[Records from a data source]
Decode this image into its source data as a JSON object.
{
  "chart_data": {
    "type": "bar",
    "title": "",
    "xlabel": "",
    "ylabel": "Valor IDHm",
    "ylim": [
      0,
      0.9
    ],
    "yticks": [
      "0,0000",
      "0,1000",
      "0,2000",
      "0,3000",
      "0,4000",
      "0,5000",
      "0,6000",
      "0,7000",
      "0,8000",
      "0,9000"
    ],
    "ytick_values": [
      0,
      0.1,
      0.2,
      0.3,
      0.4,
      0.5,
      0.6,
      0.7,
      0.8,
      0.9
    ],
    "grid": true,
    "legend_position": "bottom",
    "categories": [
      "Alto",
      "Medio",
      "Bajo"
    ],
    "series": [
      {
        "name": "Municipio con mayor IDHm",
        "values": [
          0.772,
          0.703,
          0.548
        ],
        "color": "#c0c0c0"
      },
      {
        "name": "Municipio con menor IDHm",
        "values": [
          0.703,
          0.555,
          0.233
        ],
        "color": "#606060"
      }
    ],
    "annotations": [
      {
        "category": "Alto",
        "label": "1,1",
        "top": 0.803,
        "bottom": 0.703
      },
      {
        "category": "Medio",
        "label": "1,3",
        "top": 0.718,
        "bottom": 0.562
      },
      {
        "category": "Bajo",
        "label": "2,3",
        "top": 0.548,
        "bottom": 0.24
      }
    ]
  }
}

...

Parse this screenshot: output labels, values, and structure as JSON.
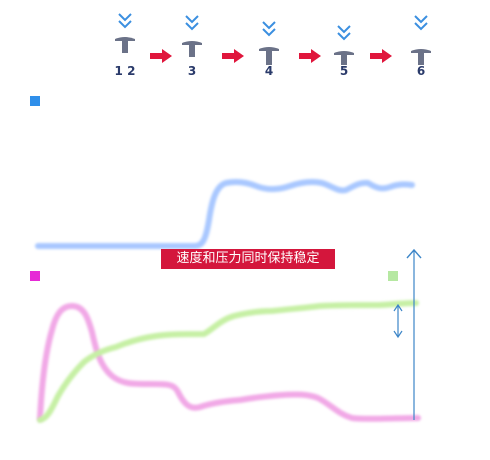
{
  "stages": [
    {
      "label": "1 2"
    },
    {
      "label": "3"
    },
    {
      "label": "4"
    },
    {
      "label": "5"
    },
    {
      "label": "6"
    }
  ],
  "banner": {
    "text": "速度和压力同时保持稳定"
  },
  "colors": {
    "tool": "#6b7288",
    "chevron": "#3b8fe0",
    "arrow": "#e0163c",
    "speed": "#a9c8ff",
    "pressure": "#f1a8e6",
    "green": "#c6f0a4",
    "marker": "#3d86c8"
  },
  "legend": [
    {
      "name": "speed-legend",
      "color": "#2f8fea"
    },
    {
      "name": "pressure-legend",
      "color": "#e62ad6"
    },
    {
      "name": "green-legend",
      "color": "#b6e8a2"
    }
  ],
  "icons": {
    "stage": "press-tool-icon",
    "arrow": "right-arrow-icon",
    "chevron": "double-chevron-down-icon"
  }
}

==

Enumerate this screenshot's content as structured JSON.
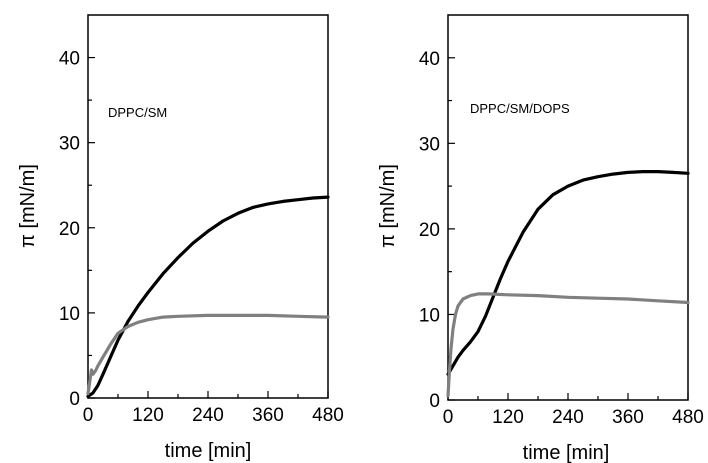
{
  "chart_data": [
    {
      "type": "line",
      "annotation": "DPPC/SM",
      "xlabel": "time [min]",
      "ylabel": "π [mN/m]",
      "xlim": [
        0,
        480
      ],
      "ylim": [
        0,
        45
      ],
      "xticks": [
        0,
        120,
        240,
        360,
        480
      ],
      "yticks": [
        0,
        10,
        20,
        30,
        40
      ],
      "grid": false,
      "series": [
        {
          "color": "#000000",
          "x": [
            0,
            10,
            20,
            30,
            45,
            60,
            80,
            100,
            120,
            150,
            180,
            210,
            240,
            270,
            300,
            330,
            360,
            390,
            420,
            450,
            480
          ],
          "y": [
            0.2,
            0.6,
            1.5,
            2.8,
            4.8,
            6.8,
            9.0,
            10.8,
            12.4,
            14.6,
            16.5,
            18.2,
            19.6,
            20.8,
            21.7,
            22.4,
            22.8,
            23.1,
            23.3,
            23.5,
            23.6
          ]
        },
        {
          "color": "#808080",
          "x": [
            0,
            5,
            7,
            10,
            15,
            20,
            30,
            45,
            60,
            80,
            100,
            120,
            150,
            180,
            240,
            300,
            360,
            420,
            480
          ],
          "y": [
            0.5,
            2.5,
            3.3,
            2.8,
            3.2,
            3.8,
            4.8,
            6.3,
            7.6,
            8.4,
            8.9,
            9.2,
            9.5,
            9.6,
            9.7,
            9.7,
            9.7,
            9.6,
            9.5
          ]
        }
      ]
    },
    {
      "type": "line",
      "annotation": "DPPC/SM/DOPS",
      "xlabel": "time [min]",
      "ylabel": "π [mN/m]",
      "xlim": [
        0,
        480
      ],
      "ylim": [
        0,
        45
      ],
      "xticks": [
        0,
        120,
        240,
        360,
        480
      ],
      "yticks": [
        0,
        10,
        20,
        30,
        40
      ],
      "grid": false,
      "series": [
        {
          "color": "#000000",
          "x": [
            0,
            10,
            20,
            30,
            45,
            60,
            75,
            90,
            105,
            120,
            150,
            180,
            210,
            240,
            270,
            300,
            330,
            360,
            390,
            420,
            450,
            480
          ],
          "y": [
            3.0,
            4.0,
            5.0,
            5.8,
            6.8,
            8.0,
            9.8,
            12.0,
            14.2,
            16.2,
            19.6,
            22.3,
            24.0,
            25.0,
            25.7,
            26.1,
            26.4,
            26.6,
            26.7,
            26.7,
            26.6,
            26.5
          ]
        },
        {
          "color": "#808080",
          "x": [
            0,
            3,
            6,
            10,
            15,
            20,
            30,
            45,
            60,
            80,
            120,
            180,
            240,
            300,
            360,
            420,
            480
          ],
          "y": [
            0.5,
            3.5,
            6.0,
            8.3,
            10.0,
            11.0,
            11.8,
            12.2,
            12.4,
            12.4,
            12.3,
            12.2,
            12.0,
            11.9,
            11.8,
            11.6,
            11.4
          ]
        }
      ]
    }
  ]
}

GIVEN PROBLEM -> Within the listing above, find every line containing the string "pressure" and return it.

SOLVED EXERCISE ->
    "pressure": "#f1a8e6",
      "name": "pressure-legend",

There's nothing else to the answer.